**GOAL**. List each line of the data that holds the string "structured", please.

**GIVEN INFORMATION**.
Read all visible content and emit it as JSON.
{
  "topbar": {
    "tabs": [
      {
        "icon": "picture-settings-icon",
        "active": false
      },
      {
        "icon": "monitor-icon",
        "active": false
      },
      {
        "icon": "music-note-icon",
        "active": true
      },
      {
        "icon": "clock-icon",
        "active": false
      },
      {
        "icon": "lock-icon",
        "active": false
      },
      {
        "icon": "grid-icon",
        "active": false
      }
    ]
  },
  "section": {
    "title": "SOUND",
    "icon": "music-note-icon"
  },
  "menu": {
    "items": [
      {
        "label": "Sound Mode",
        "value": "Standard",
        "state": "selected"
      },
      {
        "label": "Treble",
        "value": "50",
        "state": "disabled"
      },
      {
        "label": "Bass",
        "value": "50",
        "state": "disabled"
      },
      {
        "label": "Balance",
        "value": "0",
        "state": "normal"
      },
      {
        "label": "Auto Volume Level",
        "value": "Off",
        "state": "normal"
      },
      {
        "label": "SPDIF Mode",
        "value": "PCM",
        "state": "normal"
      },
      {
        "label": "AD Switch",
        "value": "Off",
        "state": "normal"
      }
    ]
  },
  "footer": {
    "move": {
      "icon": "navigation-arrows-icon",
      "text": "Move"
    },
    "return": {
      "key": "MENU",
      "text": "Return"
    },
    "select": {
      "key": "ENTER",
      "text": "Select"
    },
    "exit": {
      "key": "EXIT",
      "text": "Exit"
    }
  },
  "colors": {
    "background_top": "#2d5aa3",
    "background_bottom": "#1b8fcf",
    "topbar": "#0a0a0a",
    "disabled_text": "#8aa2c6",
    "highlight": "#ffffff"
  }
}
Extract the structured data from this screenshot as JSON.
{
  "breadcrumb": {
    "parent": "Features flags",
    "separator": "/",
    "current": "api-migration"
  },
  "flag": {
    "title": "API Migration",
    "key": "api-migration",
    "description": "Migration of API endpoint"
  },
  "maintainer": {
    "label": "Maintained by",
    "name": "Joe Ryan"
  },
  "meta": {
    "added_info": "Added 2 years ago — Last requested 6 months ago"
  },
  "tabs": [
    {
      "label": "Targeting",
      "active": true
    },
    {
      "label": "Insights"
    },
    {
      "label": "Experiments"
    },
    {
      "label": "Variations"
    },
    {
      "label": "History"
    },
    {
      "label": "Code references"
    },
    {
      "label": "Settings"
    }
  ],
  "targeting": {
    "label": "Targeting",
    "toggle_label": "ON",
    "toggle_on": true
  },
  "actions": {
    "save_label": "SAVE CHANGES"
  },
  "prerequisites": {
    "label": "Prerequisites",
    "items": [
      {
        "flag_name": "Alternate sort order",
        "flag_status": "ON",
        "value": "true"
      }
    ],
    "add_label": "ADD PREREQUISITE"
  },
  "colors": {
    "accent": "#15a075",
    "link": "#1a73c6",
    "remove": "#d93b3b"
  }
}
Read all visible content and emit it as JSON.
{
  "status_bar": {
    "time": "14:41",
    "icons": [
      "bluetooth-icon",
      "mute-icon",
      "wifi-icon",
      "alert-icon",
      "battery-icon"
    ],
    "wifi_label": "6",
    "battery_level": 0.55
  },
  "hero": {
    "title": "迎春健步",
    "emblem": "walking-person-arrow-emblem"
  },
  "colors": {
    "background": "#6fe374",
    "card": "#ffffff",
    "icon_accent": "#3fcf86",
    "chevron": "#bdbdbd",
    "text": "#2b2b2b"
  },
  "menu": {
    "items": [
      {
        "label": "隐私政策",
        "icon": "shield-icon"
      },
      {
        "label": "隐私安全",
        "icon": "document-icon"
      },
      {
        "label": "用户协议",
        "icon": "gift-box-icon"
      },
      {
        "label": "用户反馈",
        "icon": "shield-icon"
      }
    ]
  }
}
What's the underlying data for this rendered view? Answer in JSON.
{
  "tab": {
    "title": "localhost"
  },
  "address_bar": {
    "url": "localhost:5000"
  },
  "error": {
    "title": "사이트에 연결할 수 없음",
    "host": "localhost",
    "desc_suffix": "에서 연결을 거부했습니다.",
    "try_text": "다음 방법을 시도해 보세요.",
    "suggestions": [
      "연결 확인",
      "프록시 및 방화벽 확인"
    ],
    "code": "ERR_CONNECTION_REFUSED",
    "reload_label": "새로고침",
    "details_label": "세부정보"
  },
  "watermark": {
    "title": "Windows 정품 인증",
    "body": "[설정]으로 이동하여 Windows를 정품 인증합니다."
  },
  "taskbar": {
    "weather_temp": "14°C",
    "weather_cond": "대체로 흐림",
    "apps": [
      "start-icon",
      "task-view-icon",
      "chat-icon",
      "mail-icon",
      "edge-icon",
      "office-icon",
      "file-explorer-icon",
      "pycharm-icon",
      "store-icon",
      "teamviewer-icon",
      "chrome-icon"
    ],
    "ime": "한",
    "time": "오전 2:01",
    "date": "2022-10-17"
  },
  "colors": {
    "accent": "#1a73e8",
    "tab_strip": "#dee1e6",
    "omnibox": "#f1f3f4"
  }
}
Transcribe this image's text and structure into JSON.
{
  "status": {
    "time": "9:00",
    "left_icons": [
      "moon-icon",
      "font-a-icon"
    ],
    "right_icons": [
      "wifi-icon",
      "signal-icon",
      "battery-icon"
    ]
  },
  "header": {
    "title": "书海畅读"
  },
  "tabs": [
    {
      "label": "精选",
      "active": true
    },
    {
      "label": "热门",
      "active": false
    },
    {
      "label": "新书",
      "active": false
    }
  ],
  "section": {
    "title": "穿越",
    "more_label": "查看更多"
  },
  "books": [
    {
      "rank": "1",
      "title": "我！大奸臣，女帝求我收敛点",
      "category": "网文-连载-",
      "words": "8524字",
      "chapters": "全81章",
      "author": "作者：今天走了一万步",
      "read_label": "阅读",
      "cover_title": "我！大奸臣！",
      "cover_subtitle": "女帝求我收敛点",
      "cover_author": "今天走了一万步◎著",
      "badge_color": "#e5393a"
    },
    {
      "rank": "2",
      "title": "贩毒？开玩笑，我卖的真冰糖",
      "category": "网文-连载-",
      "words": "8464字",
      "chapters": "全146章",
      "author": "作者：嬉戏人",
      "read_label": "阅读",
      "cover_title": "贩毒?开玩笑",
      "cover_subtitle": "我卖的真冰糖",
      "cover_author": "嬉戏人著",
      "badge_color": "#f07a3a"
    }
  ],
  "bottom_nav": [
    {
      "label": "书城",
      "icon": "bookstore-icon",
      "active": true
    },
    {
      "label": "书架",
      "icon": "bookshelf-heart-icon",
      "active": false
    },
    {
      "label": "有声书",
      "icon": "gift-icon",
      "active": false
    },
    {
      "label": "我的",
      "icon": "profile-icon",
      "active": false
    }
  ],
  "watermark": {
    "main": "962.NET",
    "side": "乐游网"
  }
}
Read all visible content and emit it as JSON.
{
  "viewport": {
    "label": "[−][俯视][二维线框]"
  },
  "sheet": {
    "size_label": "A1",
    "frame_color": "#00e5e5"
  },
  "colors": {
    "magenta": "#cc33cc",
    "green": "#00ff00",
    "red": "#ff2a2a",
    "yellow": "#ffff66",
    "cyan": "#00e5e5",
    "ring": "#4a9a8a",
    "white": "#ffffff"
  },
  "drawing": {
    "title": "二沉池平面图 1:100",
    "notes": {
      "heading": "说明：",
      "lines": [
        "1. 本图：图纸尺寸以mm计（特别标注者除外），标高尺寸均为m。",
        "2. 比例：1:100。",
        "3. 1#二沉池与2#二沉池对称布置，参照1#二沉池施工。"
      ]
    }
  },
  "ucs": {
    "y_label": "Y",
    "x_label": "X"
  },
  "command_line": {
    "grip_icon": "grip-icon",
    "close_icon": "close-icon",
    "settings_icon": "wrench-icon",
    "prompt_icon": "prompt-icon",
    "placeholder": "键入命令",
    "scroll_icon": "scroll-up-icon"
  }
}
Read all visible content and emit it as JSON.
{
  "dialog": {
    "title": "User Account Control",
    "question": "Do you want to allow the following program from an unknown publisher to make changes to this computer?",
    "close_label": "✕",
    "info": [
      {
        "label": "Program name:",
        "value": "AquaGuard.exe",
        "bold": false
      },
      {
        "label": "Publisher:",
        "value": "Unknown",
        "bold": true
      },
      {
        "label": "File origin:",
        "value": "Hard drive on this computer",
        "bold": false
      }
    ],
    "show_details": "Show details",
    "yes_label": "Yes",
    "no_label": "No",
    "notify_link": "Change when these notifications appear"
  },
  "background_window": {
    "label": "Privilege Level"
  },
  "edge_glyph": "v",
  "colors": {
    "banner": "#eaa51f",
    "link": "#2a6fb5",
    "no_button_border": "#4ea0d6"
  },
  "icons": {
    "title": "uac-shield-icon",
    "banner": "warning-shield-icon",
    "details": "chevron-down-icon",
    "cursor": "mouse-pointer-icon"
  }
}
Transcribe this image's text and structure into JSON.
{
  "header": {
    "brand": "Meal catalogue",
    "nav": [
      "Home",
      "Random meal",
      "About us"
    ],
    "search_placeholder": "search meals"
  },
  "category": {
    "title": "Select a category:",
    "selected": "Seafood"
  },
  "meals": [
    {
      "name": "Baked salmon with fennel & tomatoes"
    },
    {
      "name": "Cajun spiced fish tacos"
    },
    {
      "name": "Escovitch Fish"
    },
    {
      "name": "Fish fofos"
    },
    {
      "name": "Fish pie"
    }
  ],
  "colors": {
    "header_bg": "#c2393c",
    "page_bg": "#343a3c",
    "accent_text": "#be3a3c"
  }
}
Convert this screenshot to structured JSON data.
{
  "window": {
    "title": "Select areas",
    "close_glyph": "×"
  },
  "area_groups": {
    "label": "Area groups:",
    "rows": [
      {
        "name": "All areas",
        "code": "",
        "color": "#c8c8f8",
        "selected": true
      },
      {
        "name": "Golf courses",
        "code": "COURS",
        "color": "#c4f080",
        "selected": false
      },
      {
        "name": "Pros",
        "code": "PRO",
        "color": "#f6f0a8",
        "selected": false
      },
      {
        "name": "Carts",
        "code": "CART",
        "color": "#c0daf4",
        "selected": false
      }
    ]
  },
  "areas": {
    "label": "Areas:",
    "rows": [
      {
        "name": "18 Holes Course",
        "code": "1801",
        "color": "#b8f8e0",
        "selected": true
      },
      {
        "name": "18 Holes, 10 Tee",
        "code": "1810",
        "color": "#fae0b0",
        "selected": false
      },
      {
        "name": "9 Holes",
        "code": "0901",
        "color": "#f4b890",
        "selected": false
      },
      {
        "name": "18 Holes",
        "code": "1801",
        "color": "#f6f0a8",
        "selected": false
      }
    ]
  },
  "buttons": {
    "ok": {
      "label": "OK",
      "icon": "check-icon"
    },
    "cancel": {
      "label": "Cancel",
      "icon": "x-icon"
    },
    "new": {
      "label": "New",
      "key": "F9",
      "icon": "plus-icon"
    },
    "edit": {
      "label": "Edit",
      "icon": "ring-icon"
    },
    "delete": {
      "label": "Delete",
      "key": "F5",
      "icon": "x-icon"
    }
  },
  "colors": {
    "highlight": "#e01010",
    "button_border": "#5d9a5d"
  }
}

**EXPECTED ANSWER**.
Extract the structured data from this screenshot as JSON.
Convert this screenshot to structured JSON data.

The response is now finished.